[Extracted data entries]
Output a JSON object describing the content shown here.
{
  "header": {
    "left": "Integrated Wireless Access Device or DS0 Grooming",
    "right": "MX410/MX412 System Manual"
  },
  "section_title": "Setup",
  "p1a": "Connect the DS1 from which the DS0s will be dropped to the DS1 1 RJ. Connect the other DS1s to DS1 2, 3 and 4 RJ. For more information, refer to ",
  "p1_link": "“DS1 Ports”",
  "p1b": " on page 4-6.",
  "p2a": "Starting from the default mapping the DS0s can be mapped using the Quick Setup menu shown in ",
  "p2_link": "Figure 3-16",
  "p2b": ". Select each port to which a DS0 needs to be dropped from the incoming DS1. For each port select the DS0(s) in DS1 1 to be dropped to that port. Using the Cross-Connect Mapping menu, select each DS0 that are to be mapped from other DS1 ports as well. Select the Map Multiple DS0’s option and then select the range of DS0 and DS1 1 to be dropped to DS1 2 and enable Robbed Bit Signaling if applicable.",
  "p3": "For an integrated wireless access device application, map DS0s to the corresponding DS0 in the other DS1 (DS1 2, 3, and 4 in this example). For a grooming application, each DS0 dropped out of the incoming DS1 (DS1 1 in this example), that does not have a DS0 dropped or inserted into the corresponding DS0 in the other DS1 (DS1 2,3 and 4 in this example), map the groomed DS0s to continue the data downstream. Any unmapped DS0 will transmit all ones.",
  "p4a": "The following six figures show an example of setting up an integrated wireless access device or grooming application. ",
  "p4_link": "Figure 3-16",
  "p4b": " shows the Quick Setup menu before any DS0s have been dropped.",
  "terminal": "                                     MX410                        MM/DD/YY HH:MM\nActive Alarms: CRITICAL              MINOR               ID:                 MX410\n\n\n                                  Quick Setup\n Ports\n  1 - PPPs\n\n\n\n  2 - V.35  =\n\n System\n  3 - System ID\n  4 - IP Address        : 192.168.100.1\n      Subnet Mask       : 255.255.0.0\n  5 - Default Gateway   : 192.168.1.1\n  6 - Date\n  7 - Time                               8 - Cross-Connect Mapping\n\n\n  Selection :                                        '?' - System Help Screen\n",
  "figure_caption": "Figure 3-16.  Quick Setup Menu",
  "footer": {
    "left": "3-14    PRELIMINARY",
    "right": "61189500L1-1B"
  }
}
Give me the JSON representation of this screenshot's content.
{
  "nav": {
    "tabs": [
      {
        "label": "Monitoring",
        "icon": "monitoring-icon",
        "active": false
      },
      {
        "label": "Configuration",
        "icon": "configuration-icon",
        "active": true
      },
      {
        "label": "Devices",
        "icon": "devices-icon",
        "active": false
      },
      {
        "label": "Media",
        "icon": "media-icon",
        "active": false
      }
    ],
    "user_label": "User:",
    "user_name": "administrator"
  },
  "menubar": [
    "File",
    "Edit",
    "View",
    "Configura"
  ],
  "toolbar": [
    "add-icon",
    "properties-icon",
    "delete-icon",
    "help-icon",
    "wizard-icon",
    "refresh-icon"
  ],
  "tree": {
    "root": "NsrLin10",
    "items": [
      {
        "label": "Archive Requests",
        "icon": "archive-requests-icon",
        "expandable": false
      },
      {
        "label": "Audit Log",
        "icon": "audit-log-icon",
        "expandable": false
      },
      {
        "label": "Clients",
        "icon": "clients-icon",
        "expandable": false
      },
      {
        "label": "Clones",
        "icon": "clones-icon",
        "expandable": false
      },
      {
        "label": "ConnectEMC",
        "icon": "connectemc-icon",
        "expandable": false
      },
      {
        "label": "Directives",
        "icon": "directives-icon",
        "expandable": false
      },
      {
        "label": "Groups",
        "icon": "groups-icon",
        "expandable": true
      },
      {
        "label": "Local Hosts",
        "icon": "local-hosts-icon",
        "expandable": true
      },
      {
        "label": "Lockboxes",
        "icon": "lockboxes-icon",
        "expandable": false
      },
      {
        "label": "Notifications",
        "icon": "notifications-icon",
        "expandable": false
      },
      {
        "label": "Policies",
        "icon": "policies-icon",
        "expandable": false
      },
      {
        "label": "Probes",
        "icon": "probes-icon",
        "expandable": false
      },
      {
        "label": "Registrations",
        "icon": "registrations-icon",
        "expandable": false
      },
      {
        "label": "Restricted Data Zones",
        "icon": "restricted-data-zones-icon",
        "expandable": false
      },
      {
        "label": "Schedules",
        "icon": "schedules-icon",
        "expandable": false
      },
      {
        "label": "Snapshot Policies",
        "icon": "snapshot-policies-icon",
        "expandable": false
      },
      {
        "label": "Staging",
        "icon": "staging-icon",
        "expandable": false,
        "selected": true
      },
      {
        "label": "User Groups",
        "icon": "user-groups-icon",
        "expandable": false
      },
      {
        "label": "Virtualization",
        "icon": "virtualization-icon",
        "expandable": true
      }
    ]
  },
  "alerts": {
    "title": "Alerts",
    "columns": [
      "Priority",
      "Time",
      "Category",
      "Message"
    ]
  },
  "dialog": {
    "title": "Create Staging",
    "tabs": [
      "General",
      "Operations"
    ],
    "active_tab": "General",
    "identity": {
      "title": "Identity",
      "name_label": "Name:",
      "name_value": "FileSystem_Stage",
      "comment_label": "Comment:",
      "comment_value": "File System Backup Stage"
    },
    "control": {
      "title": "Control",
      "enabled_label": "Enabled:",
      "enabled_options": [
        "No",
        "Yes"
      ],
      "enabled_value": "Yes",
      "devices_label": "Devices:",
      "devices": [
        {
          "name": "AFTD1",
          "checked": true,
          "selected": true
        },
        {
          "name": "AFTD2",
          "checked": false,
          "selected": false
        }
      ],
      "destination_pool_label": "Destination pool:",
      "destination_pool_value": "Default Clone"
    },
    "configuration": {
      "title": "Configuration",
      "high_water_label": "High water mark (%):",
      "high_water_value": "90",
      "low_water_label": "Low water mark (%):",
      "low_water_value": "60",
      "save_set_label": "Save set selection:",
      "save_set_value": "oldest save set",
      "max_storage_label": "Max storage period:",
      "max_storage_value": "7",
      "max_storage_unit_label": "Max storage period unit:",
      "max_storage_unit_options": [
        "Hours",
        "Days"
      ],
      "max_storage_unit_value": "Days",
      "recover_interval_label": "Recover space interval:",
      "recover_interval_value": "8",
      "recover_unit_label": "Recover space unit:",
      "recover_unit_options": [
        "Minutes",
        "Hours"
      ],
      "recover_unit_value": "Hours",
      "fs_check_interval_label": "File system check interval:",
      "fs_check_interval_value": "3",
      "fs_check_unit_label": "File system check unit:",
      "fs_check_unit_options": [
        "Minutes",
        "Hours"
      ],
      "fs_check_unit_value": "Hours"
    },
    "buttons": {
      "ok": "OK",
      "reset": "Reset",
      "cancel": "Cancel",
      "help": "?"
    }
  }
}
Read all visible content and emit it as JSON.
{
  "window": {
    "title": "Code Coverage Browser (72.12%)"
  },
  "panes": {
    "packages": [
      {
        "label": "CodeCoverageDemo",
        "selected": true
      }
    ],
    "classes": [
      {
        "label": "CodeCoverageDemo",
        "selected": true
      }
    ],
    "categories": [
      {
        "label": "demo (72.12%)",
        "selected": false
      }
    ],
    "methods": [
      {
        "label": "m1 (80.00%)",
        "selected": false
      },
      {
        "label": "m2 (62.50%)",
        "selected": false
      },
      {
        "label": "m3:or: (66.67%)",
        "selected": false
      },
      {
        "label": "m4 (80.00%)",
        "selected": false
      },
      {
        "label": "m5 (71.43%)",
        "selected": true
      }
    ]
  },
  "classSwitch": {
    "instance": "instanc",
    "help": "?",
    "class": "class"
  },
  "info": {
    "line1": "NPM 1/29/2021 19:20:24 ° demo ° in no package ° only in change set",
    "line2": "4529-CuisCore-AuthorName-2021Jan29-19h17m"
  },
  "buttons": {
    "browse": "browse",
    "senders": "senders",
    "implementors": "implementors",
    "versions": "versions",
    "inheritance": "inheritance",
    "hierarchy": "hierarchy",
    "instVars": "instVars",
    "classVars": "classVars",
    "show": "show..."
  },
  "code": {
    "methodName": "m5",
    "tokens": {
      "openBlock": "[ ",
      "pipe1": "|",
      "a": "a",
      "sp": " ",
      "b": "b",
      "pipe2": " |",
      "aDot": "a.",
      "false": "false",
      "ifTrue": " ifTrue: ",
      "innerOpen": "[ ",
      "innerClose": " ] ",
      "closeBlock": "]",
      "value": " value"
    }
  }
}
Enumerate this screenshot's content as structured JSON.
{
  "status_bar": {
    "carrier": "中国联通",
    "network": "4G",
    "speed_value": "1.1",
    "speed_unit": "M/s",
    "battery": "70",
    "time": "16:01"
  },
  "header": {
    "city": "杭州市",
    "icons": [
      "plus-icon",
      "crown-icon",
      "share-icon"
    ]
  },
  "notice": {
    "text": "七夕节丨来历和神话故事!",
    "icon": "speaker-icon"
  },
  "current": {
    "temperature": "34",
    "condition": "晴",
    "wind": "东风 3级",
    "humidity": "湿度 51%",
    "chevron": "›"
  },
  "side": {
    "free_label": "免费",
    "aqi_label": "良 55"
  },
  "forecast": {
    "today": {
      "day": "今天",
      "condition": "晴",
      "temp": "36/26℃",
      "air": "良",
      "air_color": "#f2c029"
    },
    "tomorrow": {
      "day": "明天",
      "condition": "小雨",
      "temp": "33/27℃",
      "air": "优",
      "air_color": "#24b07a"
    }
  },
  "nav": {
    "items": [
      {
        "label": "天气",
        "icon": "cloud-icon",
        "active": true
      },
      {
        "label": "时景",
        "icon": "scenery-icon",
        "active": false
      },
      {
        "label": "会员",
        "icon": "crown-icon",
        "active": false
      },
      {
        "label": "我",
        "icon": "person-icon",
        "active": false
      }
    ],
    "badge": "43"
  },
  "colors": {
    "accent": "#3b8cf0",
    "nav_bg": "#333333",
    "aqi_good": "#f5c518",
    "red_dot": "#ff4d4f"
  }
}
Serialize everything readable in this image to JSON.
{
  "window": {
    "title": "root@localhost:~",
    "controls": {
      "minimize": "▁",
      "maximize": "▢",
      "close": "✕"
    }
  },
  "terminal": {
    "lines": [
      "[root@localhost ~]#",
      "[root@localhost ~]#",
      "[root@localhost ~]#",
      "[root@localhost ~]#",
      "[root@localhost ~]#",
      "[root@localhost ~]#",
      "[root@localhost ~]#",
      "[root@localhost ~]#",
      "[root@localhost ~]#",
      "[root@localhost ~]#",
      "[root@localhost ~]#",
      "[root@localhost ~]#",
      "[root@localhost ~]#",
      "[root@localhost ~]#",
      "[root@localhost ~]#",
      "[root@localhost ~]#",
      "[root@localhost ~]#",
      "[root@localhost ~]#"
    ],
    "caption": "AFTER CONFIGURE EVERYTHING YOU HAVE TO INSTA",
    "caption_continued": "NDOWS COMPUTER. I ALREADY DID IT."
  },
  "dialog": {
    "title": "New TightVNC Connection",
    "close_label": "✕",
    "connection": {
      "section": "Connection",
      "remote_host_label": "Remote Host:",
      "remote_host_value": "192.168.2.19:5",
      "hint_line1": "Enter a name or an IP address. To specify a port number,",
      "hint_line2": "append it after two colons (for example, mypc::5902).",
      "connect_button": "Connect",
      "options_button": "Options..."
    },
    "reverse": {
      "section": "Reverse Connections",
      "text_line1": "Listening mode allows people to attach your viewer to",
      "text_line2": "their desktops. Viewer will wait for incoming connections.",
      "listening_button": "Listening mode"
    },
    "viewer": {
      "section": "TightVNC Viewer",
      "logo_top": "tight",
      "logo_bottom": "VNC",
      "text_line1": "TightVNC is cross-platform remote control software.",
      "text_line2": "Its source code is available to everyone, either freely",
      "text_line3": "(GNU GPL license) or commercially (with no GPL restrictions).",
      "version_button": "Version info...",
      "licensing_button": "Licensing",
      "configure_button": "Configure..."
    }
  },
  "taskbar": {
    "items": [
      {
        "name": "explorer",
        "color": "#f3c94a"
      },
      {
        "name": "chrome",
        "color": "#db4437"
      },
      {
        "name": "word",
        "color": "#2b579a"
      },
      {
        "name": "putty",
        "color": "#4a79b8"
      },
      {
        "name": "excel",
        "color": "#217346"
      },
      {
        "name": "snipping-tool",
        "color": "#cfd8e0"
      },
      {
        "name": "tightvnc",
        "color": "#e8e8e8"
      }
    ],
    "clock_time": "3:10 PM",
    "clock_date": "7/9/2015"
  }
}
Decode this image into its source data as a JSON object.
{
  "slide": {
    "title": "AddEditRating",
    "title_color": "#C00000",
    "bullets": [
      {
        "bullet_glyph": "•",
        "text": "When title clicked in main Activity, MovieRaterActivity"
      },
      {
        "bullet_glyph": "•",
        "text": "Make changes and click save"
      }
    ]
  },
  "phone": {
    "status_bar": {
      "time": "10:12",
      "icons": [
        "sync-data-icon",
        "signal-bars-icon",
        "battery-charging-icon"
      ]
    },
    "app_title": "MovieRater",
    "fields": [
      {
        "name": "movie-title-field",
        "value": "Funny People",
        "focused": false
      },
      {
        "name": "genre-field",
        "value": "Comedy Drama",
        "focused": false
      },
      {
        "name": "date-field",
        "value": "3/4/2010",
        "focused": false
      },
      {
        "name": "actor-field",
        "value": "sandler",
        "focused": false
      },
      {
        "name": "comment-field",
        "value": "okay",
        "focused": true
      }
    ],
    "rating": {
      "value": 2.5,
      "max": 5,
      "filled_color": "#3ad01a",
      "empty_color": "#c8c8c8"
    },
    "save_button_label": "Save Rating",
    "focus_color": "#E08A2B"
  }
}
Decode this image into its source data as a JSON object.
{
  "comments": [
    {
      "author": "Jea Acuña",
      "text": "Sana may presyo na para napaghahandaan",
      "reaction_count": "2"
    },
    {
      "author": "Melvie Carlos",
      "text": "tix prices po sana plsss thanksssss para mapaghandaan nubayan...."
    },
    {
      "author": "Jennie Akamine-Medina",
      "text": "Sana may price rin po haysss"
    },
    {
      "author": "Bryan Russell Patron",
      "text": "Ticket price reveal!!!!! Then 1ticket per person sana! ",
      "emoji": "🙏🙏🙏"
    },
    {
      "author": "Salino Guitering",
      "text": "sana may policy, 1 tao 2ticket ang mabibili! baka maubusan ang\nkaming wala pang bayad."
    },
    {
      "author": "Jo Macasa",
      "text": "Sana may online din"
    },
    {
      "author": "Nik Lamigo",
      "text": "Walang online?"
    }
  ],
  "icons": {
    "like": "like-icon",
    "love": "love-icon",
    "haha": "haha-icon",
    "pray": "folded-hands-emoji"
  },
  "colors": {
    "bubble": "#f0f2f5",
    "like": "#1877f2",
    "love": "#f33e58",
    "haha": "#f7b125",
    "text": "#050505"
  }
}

Description of the task: Determine how many lines of the entries above carry the string "space", and give that number alone.

Task output: 2